[start Data supplied]

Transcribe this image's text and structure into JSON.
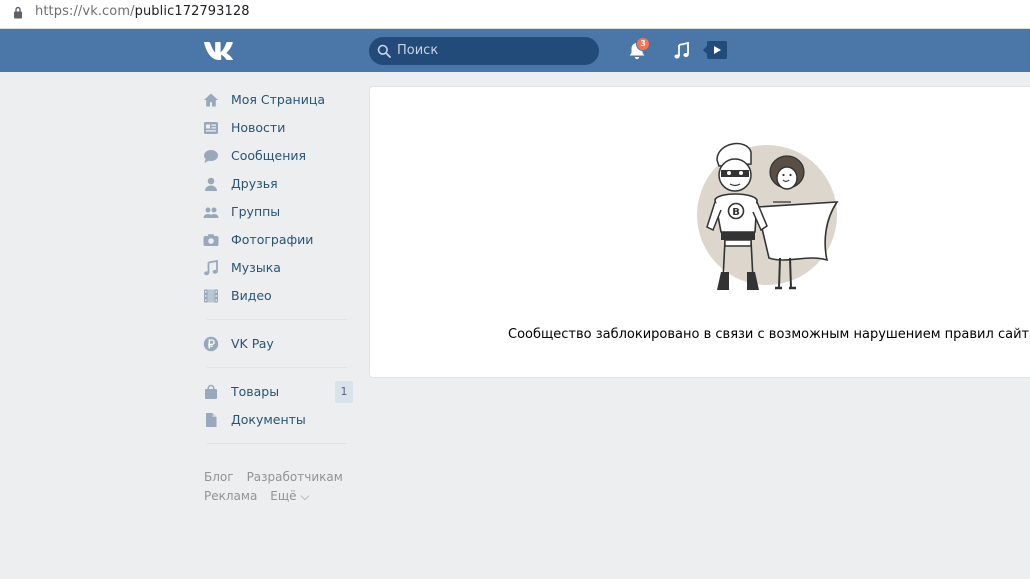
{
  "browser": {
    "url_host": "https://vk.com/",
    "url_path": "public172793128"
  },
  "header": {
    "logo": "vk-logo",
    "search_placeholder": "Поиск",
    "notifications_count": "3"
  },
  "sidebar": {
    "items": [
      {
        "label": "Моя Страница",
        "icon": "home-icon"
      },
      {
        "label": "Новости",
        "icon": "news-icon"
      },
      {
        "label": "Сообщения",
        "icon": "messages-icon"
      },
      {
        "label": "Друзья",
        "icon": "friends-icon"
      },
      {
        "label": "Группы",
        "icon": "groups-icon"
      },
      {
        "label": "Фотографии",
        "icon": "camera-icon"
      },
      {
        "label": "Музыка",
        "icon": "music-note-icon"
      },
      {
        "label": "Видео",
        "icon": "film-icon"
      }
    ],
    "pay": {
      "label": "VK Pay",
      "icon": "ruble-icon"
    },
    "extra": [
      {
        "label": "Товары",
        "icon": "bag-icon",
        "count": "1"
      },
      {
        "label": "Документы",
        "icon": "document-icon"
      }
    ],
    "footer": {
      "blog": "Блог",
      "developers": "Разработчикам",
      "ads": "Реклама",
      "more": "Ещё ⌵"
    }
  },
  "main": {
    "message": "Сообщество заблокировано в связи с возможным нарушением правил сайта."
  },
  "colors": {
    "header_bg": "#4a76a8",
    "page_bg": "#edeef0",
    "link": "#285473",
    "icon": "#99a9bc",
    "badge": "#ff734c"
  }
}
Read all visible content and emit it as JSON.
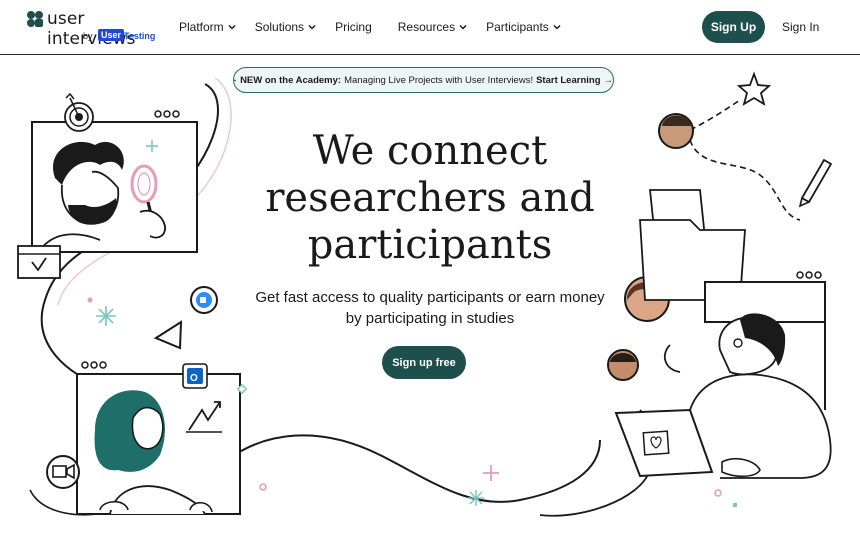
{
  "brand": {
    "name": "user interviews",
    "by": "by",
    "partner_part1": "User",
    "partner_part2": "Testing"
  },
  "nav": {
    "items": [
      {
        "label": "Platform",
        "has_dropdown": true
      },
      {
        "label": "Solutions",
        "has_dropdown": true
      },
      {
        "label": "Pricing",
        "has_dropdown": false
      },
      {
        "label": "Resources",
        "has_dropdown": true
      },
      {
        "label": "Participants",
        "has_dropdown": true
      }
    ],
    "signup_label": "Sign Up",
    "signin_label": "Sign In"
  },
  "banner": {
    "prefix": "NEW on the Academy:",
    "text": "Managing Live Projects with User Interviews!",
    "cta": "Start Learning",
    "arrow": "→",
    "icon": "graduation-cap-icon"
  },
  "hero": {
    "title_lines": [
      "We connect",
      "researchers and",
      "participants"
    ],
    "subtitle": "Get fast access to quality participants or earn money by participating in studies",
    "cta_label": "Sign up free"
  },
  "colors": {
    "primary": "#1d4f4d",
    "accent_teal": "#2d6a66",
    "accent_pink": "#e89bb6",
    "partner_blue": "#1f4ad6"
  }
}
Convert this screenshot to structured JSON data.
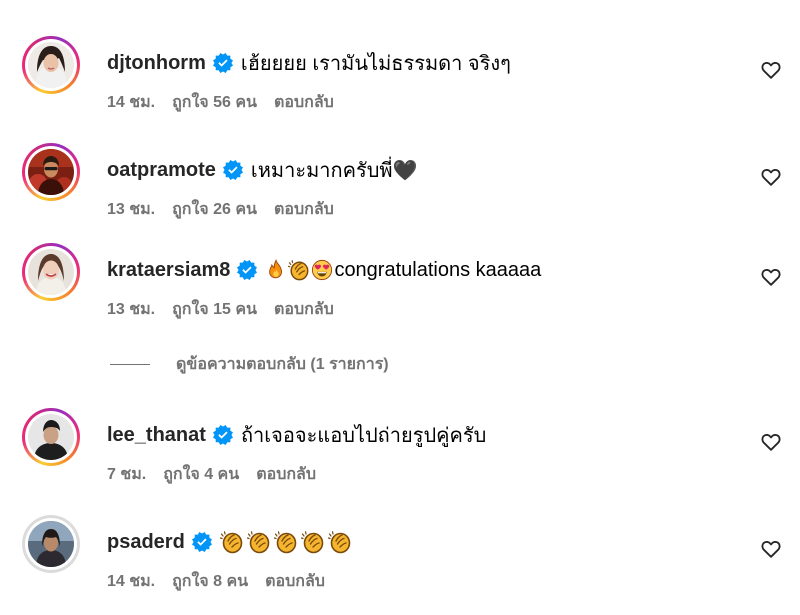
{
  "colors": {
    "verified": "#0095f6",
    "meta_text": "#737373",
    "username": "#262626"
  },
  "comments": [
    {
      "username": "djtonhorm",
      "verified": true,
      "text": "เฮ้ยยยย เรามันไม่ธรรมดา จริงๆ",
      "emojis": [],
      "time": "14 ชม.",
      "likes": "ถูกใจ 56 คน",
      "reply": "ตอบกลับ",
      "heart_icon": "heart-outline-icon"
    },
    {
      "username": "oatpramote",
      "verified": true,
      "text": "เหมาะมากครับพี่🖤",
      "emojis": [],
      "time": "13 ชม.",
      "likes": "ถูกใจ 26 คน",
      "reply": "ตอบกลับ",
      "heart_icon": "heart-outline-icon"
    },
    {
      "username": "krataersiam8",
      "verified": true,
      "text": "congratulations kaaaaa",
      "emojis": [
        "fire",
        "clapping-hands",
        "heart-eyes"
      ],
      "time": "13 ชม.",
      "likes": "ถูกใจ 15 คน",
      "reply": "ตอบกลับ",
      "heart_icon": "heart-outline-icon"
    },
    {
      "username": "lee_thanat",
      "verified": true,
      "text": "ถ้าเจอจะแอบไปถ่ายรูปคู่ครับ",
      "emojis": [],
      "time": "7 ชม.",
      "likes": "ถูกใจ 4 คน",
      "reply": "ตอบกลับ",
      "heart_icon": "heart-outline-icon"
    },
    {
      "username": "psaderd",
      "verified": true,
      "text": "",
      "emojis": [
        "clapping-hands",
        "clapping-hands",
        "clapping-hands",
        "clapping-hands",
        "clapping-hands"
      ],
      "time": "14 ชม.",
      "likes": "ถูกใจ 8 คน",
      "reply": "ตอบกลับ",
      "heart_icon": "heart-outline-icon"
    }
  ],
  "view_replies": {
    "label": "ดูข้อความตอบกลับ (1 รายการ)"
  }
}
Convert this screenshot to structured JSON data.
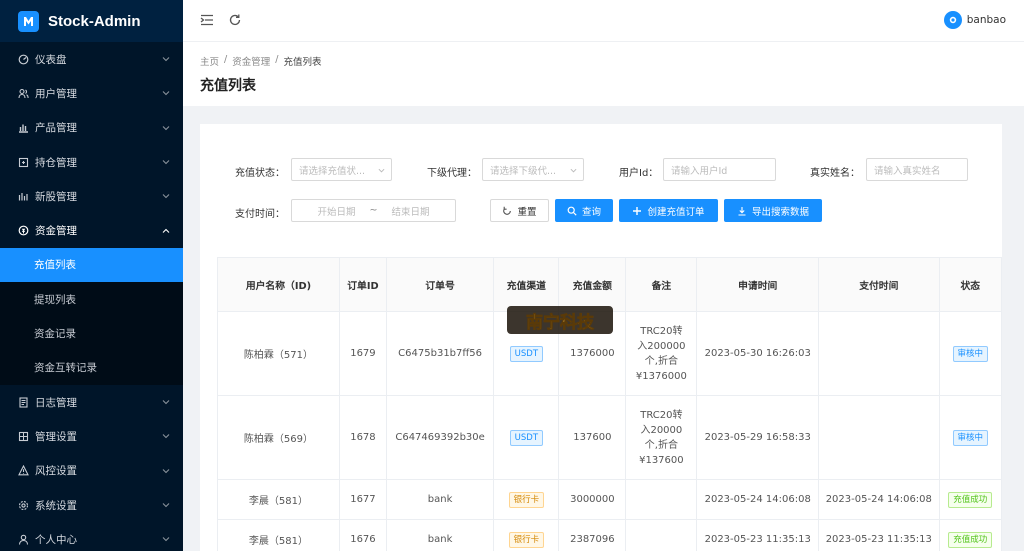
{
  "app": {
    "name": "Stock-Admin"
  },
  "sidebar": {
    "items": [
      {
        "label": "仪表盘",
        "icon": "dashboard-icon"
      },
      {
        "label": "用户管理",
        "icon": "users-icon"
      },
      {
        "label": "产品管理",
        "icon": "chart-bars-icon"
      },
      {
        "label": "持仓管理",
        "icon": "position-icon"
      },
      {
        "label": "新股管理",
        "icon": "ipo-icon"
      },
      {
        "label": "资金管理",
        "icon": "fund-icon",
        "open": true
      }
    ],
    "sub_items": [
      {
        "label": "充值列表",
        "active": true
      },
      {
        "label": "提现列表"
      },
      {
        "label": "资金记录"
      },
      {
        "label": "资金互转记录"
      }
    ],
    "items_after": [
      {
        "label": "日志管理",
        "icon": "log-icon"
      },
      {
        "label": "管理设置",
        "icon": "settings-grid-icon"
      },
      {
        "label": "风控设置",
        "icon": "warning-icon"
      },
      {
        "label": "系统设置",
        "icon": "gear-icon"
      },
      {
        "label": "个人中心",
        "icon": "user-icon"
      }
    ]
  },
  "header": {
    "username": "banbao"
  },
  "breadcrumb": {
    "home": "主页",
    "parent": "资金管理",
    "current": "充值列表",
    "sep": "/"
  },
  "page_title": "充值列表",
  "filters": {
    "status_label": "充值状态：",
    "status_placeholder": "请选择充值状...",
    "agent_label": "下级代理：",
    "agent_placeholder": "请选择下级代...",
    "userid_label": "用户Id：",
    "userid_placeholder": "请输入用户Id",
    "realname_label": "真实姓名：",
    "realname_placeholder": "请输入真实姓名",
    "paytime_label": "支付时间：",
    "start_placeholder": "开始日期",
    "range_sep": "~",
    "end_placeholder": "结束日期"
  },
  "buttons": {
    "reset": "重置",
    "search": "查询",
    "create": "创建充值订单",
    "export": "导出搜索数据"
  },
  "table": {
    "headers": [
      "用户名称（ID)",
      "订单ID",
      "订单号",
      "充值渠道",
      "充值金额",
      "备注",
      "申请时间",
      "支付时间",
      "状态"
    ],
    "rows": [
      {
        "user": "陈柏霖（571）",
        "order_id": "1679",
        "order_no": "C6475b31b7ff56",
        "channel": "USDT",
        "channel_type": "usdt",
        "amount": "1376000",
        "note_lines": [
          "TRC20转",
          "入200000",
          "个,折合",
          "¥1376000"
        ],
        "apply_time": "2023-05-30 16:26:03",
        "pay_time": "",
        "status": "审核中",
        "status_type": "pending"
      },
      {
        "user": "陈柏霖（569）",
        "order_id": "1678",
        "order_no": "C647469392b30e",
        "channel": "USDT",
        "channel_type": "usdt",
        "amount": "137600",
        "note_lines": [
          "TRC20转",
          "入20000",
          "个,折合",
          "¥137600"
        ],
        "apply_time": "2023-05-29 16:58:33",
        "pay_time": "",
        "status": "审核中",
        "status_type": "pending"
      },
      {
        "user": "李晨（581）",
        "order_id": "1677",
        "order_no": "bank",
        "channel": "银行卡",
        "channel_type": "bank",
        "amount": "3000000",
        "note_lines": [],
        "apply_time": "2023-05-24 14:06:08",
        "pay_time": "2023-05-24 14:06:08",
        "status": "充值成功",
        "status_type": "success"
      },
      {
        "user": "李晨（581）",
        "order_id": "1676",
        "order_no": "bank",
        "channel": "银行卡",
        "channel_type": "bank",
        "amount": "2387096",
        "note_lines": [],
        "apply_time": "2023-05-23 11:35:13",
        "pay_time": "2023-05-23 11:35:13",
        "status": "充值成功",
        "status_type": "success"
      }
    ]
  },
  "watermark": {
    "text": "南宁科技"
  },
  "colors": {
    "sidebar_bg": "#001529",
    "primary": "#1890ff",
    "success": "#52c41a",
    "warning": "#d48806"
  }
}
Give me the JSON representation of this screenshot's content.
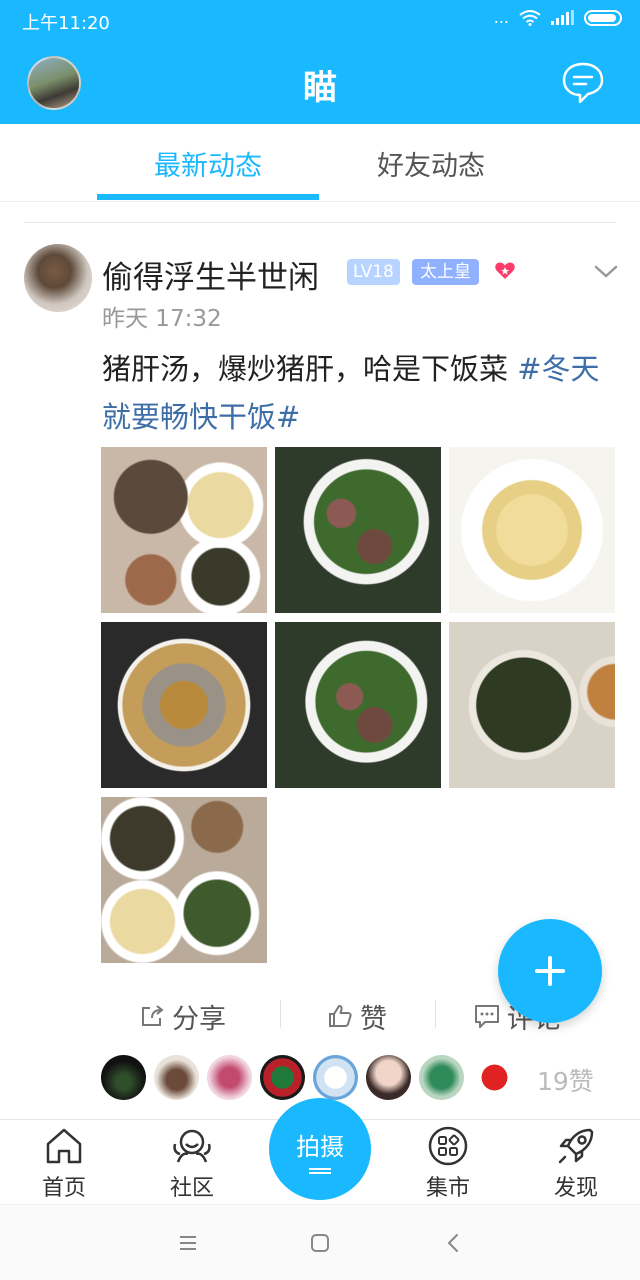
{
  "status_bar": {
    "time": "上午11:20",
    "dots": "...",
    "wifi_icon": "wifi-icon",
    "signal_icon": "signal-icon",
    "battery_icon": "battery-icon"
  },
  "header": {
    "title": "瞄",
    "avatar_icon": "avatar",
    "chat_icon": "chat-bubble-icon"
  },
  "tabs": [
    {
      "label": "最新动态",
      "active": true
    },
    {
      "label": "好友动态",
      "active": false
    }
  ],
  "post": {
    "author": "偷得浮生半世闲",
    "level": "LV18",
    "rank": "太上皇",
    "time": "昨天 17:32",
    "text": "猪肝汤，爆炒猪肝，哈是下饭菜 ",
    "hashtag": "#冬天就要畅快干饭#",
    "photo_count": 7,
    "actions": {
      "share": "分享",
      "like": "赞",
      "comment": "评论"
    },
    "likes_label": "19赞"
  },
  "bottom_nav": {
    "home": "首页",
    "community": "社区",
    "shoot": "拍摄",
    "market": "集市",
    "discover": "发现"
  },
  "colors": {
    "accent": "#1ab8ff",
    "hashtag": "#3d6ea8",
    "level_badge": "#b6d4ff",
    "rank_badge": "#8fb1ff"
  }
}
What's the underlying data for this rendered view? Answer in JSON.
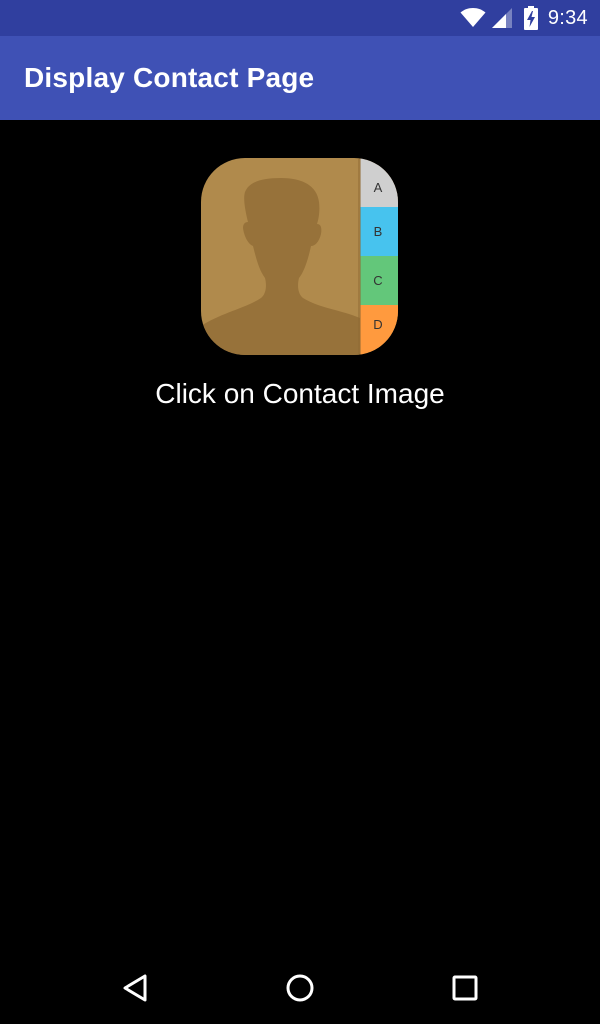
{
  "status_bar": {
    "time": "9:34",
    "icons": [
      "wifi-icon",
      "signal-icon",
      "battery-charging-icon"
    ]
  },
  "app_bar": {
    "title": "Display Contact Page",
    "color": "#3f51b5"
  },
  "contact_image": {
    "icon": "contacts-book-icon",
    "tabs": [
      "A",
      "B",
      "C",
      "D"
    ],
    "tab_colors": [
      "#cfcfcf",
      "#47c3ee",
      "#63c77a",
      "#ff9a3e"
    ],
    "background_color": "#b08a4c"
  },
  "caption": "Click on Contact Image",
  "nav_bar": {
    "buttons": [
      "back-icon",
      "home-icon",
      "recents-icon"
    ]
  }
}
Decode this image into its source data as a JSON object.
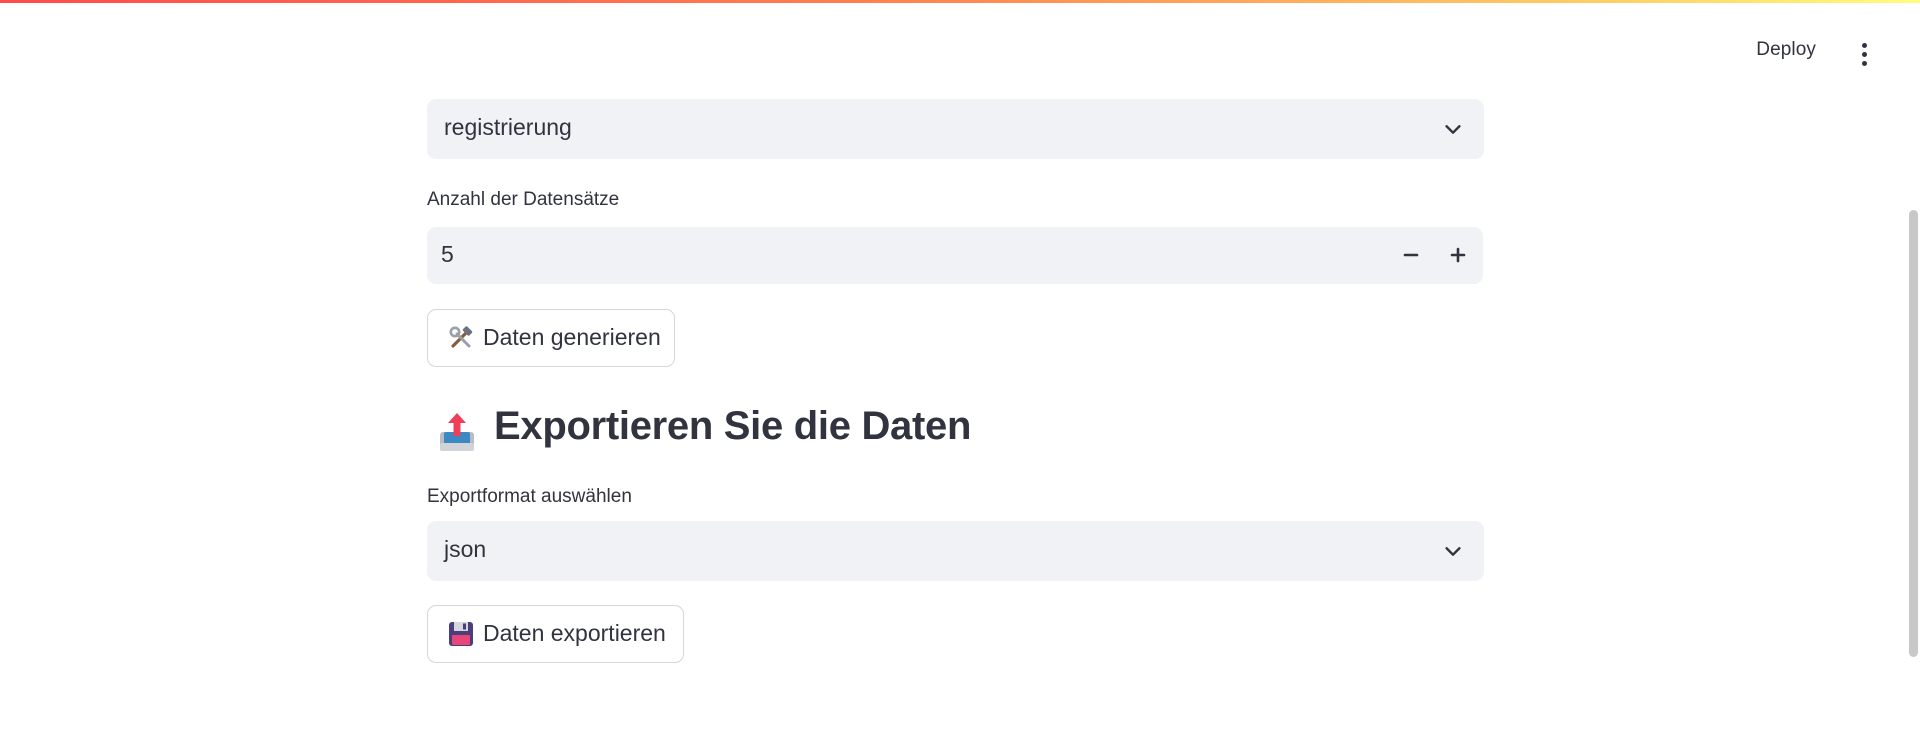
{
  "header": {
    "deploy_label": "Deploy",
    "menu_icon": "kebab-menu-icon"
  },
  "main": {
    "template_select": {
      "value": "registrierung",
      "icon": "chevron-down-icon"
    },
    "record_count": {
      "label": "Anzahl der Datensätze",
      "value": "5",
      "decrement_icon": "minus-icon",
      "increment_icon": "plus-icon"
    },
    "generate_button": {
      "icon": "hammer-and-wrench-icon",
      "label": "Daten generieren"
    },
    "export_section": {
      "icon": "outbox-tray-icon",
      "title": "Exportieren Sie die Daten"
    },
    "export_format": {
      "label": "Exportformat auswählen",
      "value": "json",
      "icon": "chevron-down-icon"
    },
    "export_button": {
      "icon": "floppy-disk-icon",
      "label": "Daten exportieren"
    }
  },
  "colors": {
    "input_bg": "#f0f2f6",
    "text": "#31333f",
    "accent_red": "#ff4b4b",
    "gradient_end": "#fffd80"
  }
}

[end Data supplied]

Task goal — Output each line of the listing above, word for word, from the one holding "Decode this image" through the last line, both included; omit the pictures.

Answer to the problem —
Decode this image into its source data as a JSON object.
{
  "header": {
    "deploy_label": "Deploy",
    "menu_icon": "kebab-menu-icon"
  },
  "main": {
    "template_select": {
      "value": "registrierung",
      "icon": "chevron-down-icon"
    },
    "record_count": {
      "label": "Anzahl der Datensätze",
      "value": "5",
      "decrement_icon": "minus-icon",
      "increment_icon": "plus-icon"
    },
    "generate_button": {
      "icon": "hammer-and-wrench-icon",
      "label": "Daten generieren"
    },
    "export_section": {
      "icon": "outbox-tray-icon",
      "title": "Exportieren Sie die Daten"
    },
    "export_format": {
      "label": "Exportformat auswählen",
      "value": "json",
      "icon": "chevron-down-icon"
    },
    "export_button": {
      "icon": "floppy-disk-icon",
      "label": "Daten exportieren"
    }
  },
  "colors": {
    "input_bg": "#f0f2f6",
    "text": "#31333f",
    "accent_red": "#ff4b4b",
    "gradient_end": "#fffd80"
  }
}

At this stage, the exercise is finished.